* Start Dataset entries *

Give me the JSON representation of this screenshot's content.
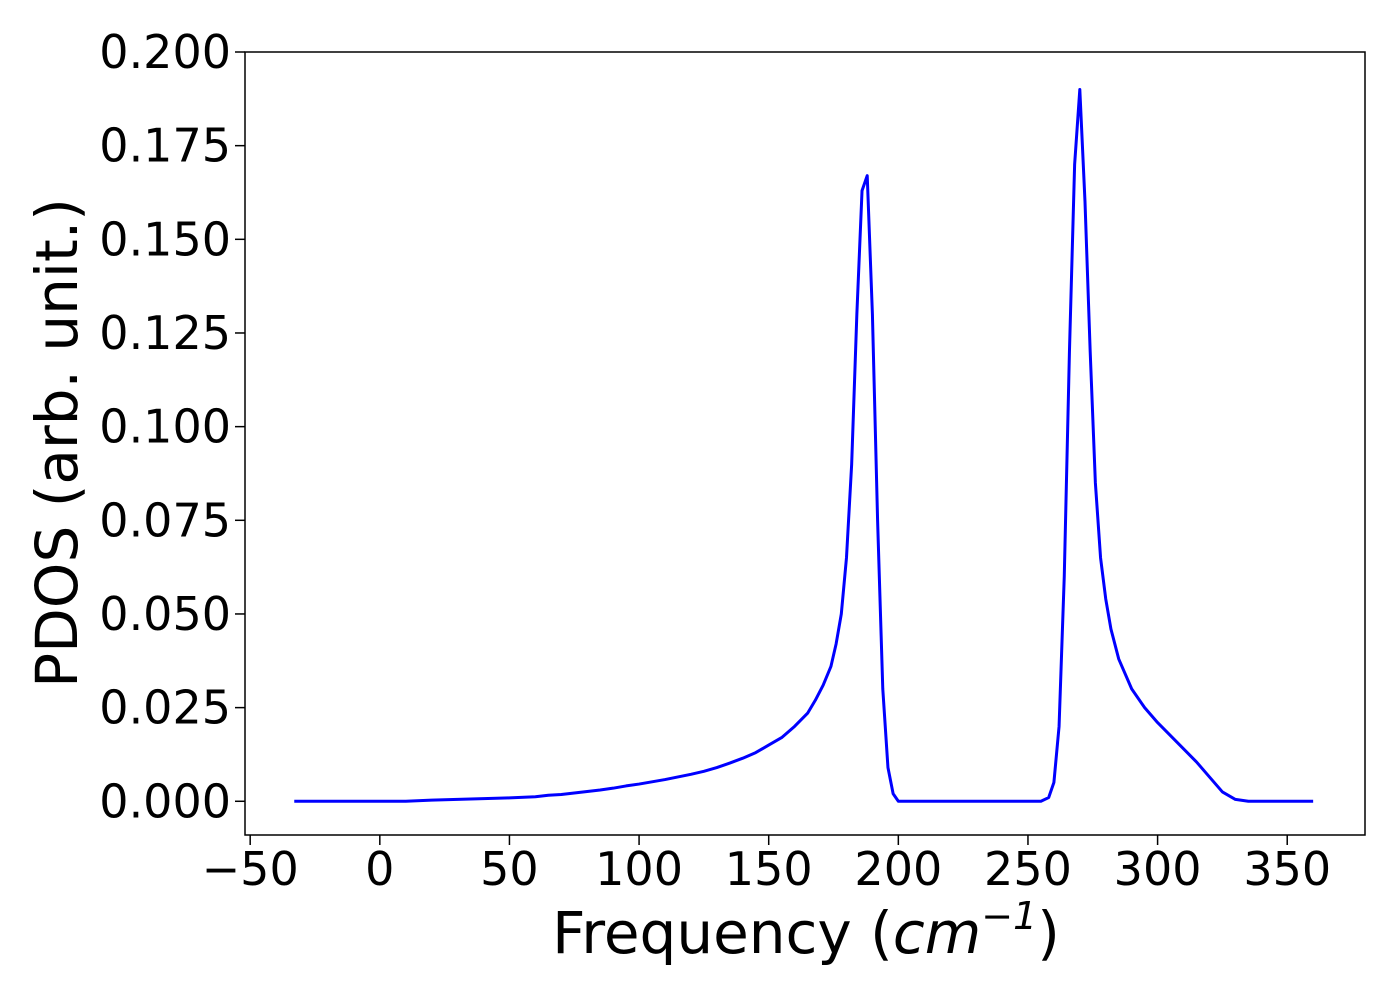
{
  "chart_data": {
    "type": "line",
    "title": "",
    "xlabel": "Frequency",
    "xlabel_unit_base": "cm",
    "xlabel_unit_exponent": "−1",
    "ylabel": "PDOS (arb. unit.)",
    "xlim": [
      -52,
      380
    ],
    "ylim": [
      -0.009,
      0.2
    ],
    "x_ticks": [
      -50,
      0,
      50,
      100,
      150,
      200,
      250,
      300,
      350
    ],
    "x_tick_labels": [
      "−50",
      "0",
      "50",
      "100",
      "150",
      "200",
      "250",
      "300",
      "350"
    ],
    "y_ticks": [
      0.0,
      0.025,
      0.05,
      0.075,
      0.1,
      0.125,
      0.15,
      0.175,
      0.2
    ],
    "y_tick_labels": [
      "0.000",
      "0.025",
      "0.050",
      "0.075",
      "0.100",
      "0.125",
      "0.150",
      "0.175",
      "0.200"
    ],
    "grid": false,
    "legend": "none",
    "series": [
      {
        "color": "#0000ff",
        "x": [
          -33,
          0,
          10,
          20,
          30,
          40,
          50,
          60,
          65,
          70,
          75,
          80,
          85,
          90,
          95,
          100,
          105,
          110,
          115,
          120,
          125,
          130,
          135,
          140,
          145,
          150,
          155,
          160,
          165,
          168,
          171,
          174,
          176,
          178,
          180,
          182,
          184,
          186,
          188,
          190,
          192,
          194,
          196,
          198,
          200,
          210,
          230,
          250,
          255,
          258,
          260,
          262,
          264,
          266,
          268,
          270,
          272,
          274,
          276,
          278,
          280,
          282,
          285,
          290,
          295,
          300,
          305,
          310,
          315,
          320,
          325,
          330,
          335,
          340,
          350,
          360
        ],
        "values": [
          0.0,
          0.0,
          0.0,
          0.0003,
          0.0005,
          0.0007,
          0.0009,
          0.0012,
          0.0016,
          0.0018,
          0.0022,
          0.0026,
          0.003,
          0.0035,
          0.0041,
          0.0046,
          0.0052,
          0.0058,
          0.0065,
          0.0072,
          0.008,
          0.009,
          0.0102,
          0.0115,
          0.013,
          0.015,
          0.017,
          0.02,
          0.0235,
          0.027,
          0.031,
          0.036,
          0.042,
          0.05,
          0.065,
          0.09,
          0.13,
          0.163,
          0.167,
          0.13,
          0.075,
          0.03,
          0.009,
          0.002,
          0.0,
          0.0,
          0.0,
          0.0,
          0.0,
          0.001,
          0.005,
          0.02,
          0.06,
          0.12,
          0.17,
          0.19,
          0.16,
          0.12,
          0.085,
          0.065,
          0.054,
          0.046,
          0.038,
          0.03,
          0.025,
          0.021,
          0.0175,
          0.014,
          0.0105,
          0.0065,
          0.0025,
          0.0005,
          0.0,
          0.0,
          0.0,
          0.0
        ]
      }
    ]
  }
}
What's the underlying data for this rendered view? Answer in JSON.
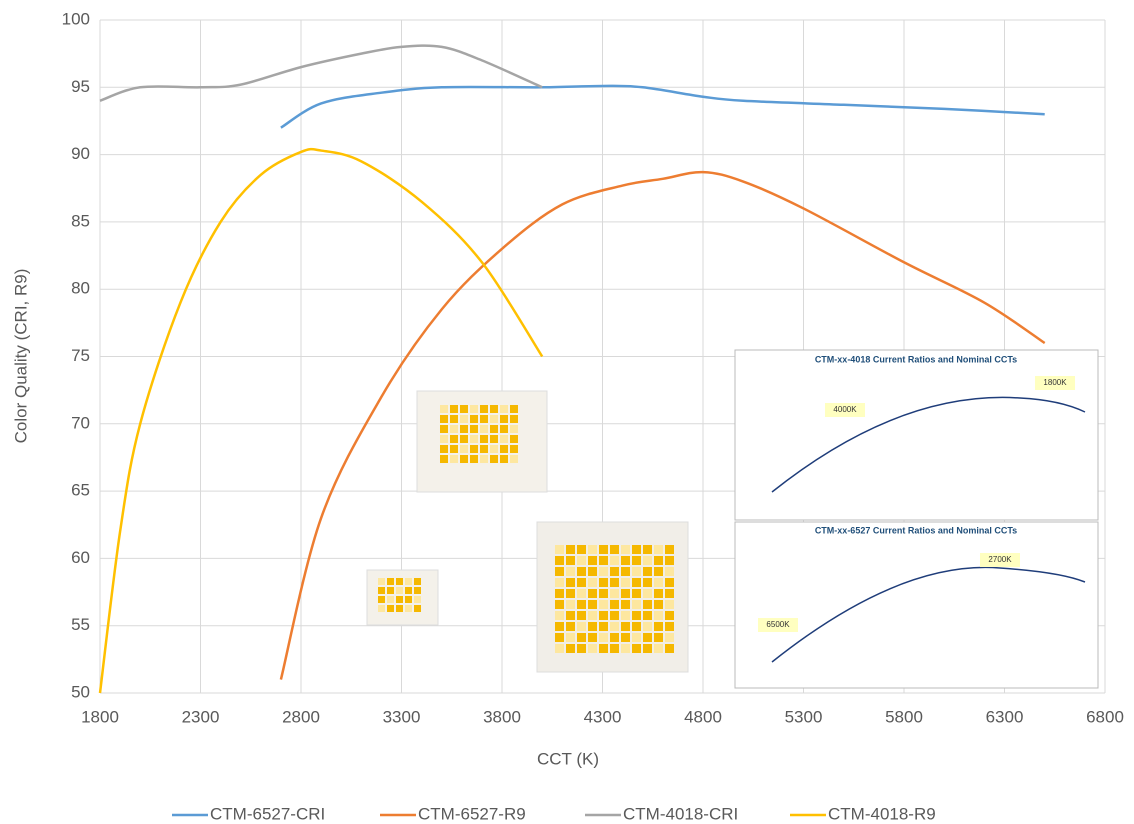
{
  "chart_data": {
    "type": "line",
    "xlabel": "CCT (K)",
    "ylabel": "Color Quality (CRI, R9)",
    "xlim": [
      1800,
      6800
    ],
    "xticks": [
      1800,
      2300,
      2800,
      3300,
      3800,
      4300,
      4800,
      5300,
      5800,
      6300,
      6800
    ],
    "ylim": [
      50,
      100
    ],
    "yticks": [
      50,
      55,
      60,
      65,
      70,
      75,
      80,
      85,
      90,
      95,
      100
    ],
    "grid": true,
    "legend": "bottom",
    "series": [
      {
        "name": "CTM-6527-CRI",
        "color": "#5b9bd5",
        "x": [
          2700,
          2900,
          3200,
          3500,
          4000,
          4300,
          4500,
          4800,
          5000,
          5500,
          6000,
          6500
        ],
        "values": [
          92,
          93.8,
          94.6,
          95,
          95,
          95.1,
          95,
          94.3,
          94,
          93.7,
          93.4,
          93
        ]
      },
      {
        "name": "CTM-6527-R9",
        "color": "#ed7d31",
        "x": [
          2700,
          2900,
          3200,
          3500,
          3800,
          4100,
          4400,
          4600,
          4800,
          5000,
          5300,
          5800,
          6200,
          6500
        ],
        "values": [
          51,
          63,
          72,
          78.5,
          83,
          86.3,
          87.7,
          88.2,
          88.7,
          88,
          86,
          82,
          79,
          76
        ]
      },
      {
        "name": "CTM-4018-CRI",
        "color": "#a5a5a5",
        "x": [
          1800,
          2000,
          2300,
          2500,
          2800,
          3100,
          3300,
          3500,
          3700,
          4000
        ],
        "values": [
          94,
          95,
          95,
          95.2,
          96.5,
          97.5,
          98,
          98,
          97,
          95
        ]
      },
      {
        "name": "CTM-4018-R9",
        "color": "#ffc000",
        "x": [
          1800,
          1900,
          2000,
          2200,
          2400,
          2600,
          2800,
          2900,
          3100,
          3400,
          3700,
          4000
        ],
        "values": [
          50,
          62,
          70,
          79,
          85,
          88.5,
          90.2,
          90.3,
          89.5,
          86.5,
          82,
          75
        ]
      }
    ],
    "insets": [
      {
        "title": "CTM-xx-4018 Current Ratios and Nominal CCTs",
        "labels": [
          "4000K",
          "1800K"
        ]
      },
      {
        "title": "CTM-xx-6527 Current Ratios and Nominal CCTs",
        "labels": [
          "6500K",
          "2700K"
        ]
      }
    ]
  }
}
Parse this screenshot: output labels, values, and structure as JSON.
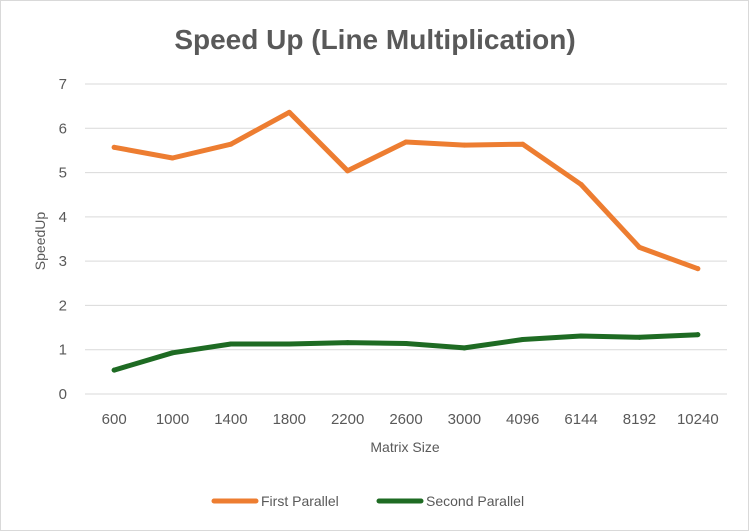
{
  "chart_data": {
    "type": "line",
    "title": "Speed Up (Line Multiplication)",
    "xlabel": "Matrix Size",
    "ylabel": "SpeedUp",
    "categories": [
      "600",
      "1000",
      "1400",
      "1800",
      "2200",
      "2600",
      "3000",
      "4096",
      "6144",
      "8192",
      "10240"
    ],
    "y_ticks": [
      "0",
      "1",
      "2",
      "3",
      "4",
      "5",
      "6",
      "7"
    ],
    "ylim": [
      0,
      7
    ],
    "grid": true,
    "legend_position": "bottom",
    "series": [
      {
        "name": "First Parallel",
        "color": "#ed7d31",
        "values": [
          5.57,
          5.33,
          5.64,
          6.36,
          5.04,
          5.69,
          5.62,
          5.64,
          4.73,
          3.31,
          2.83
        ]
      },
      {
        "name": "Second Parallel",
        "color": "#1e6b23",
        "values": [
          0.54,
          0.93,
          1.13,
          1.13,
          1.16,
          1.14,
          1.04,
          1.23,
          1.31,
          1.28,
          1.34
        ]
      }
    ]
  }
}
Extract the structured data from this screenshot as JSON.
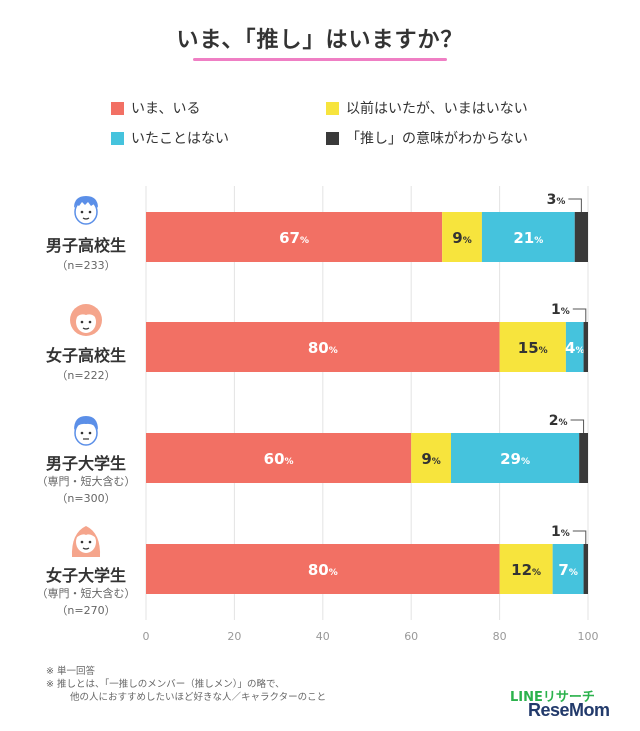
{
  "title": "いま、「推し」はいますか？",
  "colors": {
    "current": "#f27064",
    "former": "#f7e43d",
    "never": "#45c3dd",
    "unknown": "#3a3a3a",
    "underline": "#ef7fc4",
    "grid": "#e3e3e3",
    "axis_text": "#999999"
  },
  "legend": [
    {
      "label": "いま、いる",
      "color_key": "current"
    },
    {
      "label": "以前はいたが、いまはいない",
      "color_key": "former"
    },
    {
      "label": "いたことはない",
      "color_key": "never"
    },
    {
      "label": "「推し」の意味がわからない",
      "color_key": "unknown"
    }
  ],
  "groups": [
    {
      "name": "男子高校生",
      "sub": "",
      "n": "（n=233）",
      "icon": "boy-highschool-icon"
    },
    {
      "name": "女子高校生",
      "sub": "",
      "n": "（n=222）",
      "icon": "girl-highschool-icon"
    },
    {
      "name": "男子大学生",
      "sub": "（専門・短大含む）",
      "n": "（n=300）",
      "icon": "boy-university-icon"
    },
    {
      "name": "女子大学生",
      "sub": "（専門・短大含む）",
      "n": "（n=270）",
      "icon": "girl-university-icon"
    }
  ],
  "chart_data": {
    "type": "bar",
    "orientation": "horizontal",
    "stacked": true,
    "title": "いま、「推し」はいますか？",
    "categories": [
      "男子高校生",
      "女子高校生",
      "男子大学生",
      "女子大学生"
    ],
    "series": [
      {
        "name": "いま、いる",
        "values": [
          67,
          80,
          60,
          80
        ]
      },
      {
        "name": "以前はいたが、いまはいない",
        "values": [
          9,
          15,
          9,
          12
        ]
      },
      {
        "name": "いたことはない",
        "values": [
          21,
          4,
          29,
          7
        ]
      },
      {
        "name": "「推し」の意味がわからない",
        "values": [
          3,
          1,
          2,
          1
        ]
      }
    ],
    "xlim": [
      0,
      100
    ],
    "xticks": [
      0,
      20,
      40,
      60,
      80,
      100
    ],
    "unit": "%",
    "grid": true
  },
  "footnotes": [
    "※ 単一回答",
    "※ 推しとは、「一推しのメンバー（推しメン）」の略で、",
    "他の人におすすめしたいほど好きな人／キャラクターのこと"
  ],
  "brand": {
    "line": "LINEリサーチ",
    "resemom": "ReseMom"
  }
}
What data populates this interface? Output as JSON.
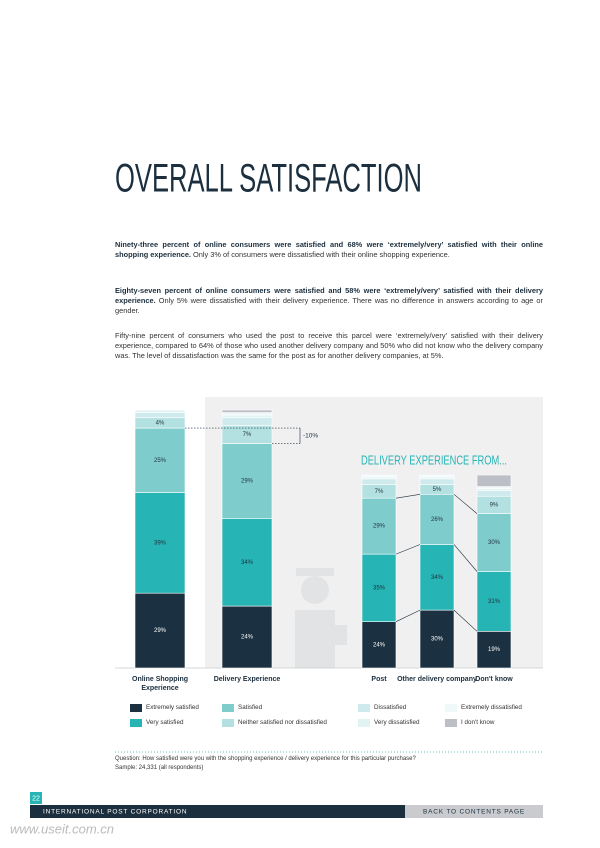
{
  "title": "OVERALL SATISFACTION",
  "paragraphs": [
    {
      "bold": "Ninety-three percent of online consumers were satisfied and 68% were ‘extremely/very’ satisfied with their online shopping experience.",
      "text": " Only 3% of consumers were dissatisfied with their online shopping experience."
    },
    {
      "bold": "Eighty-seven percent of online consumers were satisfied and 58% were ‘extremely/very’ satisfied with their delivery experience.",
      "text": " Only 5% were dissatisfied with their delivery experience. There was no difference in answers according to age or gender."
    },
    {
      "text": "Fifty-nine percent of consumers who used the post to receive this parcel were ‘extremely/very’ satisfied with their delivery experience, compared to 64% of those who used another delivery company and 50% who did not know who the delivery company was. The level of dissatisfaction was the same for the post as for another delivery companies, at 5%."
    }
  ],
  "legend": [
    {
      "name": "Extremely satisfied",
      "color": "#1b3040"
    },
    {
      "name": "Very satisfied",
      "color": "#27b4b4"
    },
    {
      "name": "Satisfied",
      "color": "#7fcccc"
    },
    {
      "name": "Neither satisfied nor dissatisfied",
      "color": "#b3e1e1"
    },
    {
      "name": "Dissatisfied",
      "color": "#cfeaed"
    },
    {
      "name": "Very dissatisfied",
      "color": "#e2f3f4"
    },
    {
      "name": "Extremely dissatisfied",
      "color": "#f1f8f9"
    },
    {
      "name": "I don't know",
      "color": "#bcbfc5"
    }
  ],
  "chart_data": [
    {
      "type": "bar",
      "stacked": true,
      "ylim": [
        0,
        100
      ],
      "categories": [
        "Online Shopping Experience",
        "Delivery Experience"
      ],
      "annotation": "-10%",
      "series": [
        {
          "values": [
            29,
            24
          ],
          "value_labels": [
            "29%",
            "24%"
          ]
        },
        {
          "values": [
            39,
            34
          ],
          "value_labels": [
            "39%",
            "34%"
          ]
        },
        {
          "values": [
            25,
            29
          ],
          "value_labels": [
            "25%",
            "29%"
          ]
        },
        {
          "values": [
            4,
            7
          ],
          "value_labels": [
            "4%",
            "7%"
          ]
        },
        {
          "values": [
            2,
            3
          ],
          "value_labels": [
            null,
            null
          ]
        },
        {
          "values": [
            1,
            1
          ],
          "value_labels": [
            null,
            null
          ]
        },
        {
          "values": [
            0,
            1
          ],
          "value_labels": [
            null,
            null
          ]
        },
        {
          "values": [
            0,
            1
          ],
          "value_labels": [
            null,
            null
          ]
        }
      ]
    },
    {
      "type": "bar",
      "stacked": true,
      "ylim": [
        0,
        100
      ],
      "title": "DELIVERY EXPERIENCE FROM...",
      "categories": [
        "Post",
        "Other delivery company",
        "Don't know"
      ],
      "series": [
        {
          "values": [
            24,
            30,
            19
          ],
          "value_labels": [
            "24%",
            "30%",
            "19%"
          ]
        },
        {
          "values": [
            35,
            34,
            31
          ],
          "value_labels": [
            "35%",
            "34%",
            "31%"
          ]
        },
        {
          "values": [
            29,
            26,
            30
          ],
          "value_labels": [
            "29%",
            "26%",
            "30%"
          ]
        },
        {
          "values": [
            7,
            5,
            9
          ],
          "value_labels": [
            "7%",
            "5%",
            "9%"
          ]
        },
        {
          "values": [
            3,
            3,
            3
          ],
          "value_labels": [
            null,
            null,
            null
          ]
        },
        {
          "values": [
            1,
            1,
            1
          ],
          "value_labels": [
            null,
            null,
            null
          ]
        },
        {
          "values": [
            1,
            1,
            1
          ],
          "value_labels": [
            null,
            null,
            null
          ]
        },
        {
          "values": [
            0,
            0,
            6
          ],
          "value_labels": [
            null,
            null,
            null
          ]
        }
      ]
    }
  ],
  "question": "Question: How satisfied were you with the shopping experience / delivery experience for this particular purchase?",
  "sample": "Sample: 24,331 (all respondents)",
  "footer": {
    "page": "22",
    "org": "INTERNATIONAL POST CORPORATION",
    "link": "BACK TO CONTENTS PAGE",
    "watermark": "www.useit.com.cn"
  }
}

* End Dataset entries *

== Given exercise ==
Report how many lines hold the string "with", giving the number and nothing else.

== Reply ==
6